BRIEF: Filter the entries below, keeping every line that has the word "тону".

RECORDS PROVIDED:
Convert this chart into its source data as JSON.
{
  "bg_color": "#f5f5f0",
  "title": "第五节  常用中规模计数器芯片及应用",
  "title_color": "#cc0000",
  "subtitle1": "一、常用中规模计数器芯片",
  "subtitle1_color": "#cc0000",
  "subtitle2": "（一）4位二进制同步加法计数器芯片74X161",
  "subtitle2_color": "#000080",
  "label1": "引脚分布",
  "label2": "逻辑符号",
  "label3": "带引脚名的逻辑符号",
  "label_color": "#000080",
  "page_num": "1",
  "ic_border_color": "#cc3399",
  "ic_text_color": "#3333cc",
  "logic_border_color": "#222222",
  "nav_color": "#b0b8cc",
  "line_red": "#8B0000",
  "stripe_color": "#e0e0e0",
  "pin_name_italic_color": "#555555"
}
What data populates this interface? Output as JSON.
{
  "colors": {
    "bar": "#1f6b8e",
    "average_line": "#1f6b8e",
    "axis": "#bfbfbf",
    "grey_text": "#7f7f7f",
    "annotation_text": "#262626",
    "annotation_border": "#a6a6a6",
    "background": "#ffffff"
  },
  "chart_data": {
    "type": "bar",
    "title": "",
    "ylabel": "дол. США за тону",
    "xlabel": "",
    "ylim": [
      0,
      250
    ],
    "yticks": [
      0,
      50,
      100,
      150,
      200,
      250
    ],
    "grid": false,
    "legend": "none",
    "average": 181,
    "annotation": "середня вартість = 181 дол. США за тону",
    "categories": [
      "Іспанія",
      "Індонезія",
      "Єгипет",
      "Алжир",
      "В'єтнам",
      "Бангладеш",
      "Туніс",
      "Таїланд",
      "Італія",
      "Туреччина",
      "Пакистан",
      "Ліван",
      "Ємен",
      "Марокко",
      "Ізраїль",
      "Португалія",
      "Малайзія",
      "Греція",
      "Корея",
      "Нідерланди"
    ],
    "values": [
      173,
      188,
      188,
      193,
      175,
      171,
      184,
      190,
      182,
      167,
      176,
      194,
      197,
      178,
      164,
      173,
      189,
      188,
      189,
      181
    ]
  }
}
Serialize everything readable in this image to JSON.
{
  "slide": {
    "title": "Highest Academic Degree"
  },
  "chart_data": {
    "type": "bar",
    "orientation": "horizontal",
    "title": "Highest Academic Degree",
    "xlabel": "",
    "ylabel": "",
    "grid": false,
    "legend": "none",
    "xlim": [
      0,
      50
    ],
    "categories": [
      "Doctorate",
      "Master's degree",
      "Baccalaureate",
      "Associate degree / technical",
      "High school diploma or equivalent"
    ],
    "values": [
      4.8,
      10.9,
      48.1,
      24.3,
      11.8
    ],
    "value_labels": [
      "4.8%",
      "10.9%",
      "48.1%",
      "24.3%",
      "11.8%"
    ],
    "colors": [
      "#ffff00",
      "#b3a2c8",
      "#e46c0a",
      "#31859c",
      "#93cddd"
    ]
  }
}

RESPONSE:
    "ylabel": "дол. США за тону",
    "annotation": "середня вартість = 181 дол. США за тону",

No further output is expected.